--- PROVIDED DATA ---

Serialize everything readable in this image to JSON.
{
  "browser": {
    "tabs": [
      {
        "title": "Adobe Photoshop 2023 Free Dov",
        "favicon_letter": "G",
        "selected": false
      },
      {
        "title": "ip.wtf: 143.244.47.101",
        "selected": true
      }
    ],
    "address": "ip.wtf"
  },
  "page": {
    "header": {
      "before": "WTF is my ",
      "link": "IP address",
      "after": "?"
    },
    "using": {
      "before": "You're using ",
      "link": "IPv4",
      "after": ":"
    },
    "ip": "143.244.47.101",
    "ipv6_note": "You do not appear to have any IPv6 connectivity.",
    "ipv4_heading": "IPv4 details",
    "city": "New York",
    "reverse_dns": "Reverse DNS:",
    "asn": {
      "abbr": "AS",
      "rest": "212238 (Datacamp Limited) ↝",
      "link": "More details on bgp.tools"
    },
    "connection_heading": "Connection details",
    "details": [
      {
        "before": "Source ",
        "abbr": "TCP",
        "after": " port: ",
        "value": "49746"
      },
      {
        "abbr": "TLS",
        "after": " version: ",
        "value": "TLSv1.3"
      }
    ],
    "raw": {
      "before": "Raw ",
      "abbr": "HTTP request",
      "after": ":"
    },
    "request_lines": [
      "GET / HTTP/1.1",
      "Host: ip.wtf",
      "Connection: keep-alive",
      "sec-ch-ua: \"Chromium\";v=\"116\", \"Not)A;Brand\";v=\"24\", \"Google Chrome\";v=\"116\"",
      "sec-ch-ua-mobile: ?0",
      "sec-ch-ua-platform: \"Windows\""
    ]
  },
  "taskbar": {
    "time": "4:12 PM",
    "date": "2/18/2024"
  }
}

---

PROBLEM REQUIREMENTS | Write out every entry above, word for word.

RESULT OF THIS EXERCISE |
Serialize everything readable in this image to JSON.
{
  "browser": {
    "tabs": [
      {
        "title": "Adobe Photoshop 2023 Free Dov",
        "favicon_letter": "G",
        "selected": false
      },
      {
        "title": "ip.wtf: 143.244.47.101",
        "selected": true
      }
    ],
    "address": "ip.wtf"
  },
  "page": {
    "header": {
      "before": "WTF is my ",
      "link": "IP address",
      "after": "?"
    },
    "using": {
      "before": "You're using ",
      "link": "IPv4",
      "after": ":"
    },
    "ip": "143.244.47.101",
    "ipv6_note": "You do not appear to have any IPv6 connectivity.",
    "ipv4_heading": "IPv4 details",
    "city": "New York",
    "reverse_dns": "Reverse DNS:",
    "asn": {
      "abbr": "AS",
      "rest": "212238 (Datacamp Limited) ↝",
      "link": "More details on bgp.tools"
    },
    "connection_heading": "Connection details",
    "details": [
      {
        "before": "Source ",
        "abbr": "TCP",
        "after": " port: ",
        "value": "49746"
      },
      {
        "abbr": "TLS",
        "after": " version: ",
        "value": "TLSv1.3"
      }
    ],
    "raw": {
      "before": "Raw ",
      "abbr": "HTTP request",
      "after": ":"
    },
    "request_lines": [
      "GET / HTTP/1.1",
      "Host: ip.wtf",
      "Connection: keep-alive",
      "sec-ch-ua: \"Chromium\";v=\"116\", \"Not)A;Brand\";v=\"24\", \"Google Chrome\";v=\"116\"",
      "sec-ch-ua-mobile: ?0",
      "sec-ch-ua-platform: \"Windows\""
    ]
  },
  "taskbar": {
    "time": "4:12 PM",
    "date": "2/18/2024"
  }
}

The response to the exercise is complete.